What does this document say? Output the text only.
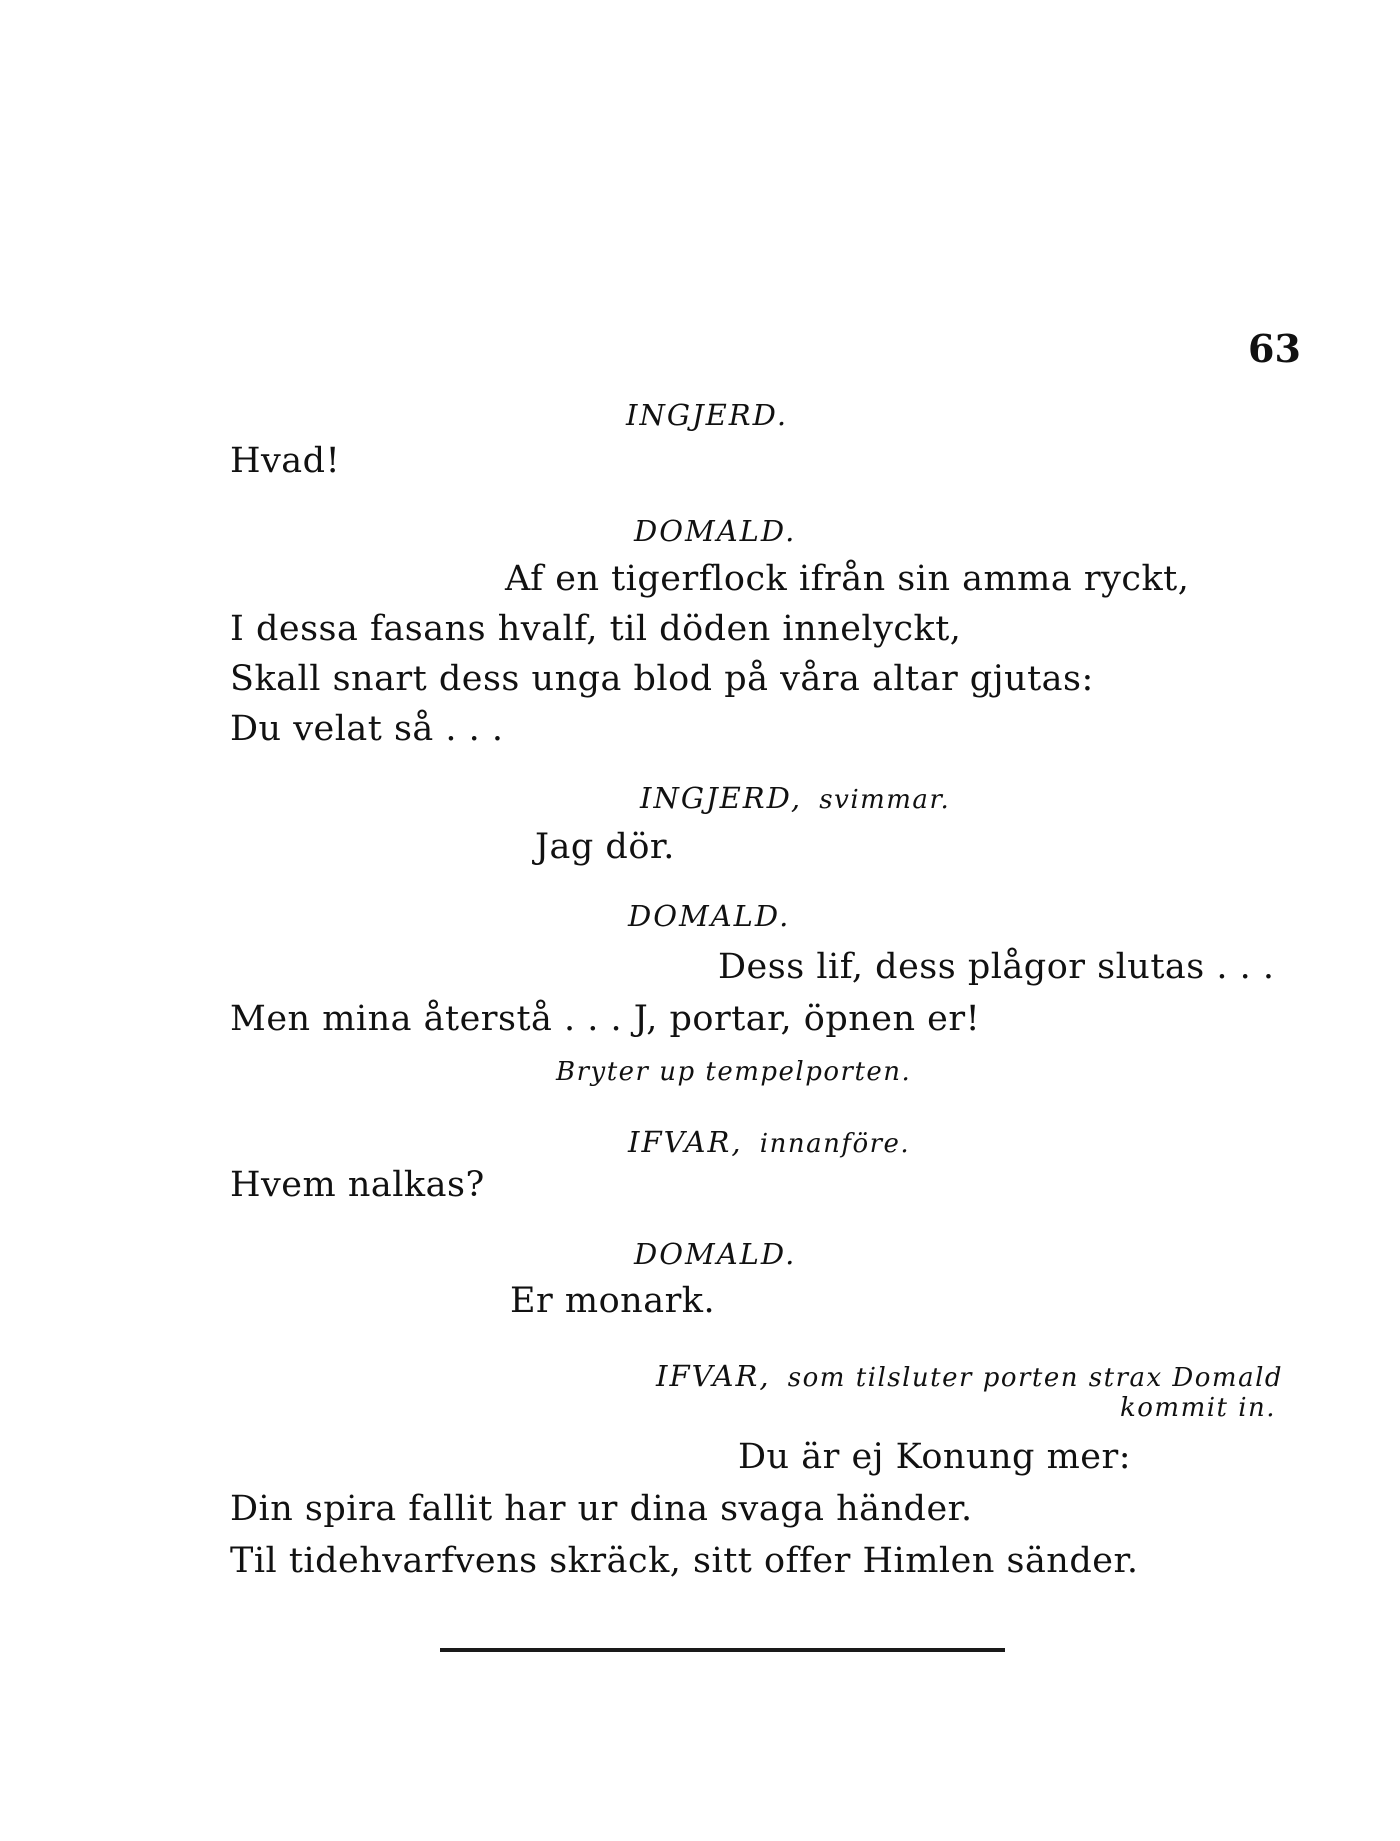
63
INGJERD.
Hvad!
DOMALD.
Af en tigerflock ifrån sin amma ryckt,
I dessa fasans hvalf, til döden innelyckt,
Skall snart dess unga blod på våra altar gjutas:
Du velat så . . .
INGJERD, svimmar.
Jag dör.
DOMALD.
Dess lif, dess plågor slutas . . .
Men mina återstå . . . J, portar, öpnen er!
Bryter up tempelporten.
IFVAR, innanföre.
Hvem nalkas?
DOMALD.
Er monark.
IFVAR, som tilsluter porten strax Domald
kommit in.
Du är ej Konung mer:
Din spira fallit har ur dina svaga händer.
Til tidehvarfvens skräck, sitt offer Himlen sänder.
■ ■ ■ ■ ■
Restate the data above exactly, stripping out each image.

Exercise response:
What does this document say? Output the text only.
63
INGJERD.
Hvad!
DOMALD.
Af en tigerflock ifrån sin amma ryckt,
I dessa fasans hvalf, til döden innelyckt,
Skall snart dess unga blod på våra altar gjutas:
Du velat så . . .
INGJERD, svimmar.
Jag dör.
DOMALD.
Dess lif, dess plågor slutas . . .
Men mina återstå . . . J, portar, öpnen er!
Bryter up tempelporten.
IFVAR, innanföre.
Hvem nalkas?
DOMALD.
Er monark.
IFVAR, som tilsluter porten strax Domald
kommit in.
Du är ej Konung mer:
Din spira fallit har ur dina svaga händer.
Til tidehvarfvens skräck, sitt offer Himlen sänder.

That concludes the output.